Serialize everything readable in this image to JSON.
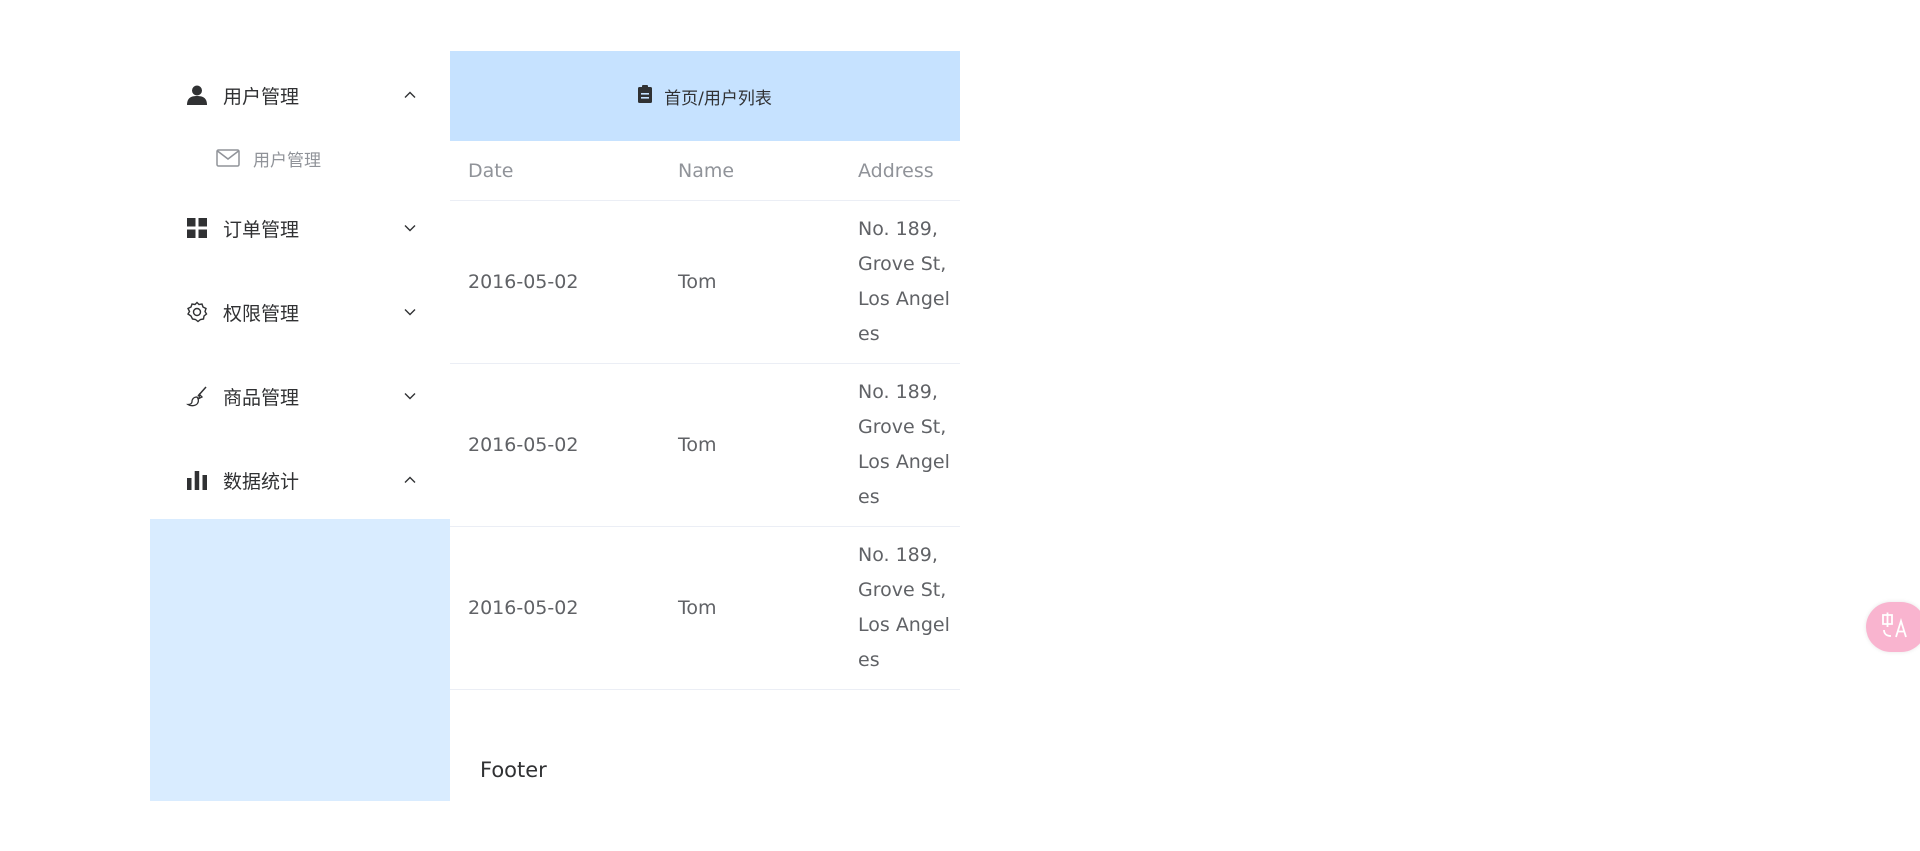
{
  "sidebar": {
    "menus": [
      {
        "label": "用户管理",
        "icon": "user-icon",
        "expanded": true
      },
      {
        "label": "订单管理",
        "icon": "grid-icon",
        "expanded": false
      },
      {
        "label": "权限管理",
        "icon": "gear-icon",
        "expanded": false
      },
      {
        "label": "商品管理",
        "icon": "brush-icon",
        "expanded": false
      },
      {
        "label": "数据统计",
        "icon": "bar-chart-icon",
        "expanded": true
      }
    ],
    "submenu": {
      "label": "用户管理",
      "icon": "mail-icon"
    }
  },
  "header": {
    "breadcrumb": "首页/用户列表",
    "icon": "clipboard-icon"
  },
  "table": {
    "columns": [
      "Date",
      "Name",
      "Address"
    ],
    "rows": [
      {
        "date": "2016-05-02",
        "name": "Tom",
        "address": "No. 189, Grove St, Los Angeles"
      },
      {
        "date": "2016-05-02",
        "name": "Tom",
        "address": "No. 189, Grove St, Los Angeles"
      },
      {
        "date": "2016-05-02",
        "name": "Tom",
        "address": "No. 189, Grove St, Los Angeles"
      }
    ]
  },
  "footer": {
    "label": "Footer"
  },
  "colors": {
    "header_bg": "#c6e2ff",
    "aside_bg": "#d9ecff",
    "fab_bg": "#f9b4cf"
  }
}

**Task statement**: Reproduce all of the data exactly, omitting each picture it holds.

**Expected answer**:
Serialize everything readable in this image to JSON.
{
  "sidebar": {
    "menus": [
      {
        "label": "用户管理",
        "icon": "user-icon",
        "expanded": true
      },
      {
        "label": "订单管理",
        "icon": "grid-icon",
        "expanded": false
      },
      {
        "label": "权限管理",
        "icon": "gear-icon",
        "expanded": false
      },
      {
        "label": "商品管理",
        "icon": "brush-icon",
        "expanded": false
      },
      {
        "label": "数据统计",
        "icon": "bar-chart-icon",
        "expanded": true
      }
    ],
    "submenu": {
      "label": "用户管理",
      "icon": "mail-icon"
    }
  },
  "header": {
    "breadcrumb": "首页/用户列表",
    "icon": "clipboard-icon"
  },
  "table": {
    "columns": [
      "Date",
      "Name",
      "Address"
    ],
    "rows": [
      {
        "date": "2016-05-02",
        "name": "Tom",
        "address": "No. 189, Grove St, Los Angeles"
      },
      {
        "date": "2016-05-02",
        "name": "Tom",
        "address": "No. 189, Grove St, Los Angeles"
      },
      {
        "date": "2016-05-02",
        "name": "Tom",
        "address": "No. 189, Grove St, Los Angeles"
      }
    ]
  },
  "footer": {
    "label": "Footer"
  },
  "colors": {
    "header_bg": "#c6e2ff",
    "aside_bg": "#d9ecff",
    "fab_bg": "#f9b4cf"
  }
}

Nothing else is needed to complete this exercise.